What the exercise asks: From the line containing "Parse this screenshot: output" through the last line of the entries below, repeat each line word for word and leave out the rest.

■ ■ ■ ■ ■ ■ ■

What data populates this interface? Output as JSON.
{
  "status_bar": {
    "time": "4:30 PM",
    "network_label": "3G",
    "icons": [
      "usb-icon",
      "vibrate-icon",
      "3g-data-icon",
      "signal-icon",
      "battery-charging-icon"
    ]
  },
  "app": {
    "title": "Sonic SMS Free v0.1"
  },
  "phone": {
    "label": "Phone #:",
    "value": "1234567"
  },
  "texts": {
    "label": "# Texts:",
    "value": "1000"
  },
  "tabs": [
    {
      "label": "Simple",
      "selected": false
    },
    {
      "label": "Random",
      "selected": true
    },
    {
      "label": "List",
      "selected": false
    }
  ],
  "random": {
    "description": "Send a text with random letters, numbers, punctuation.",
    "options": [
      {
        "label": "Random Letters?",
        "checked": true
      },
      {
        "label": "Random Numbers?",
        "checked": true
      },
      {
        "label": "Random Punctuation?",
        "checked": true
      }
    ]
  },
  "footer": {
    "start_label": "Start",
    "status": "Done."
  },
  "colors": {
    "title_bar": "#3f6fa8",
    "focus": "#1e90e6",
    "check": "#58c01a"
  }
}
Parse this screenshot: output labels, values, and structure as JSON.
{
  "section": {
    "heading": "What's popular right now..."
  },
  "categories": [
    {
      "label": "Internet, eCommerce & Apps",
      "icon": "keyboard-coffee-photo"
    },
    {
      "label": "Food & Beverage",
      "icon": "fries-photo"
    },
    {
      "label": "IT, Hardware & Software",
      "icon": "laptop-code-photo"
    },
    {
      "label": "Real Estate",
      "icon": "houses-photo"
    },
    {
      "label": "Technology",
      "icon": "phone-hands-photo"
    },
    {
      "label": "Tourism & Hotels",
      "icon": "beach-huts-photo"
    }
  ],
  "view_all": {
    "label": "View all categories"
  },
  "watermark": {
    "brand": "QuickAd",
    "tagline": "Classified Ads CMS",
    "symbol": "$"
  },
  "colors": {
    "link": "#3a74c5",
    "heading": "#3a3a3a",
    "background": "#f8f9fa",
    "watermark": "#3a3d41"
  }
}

■ ■ ■ ■ ■ ■ ■

Response to the exercise:
Parse this screenshot: output labels, values, and structure as JSON.
{
  "section": {
    "heading": "What's popular right now..."
  },
  "categories": [
    {
      "label": "Internet, eCommerce & Apps",
      "icon": "keyboard-coffee-photo"
    },
    {
      "label": "Food & Beverage",
      "icon": "fries-photo"
    },
    {
      "label": "IT, Hardware & Software",
      "icon": "laptop-code-photo"
    },
    {
      "label": "Real Estate",
      "icon": "houses-photo"
    },
    {
      "label": "Technology",
      "icon": "phone-hands-photo"
    },
    {
      "label": "Tourism & Hotels",
      "icon": "beach-huts-photo"
    }
  ],
  "view_all": {
    "label": "View all categories"
  },
  "watermark": {
    "brand": "QuickAd",
    "tagline": "Classified Ads CMS",
    "symbol": "$"
  },
  "colors": {
    "link": "#3a74c5",
    "heading": "#3a3a3a",
    "background": "#f8f9fa",
    "watermark": "#3a3d41"
  }
}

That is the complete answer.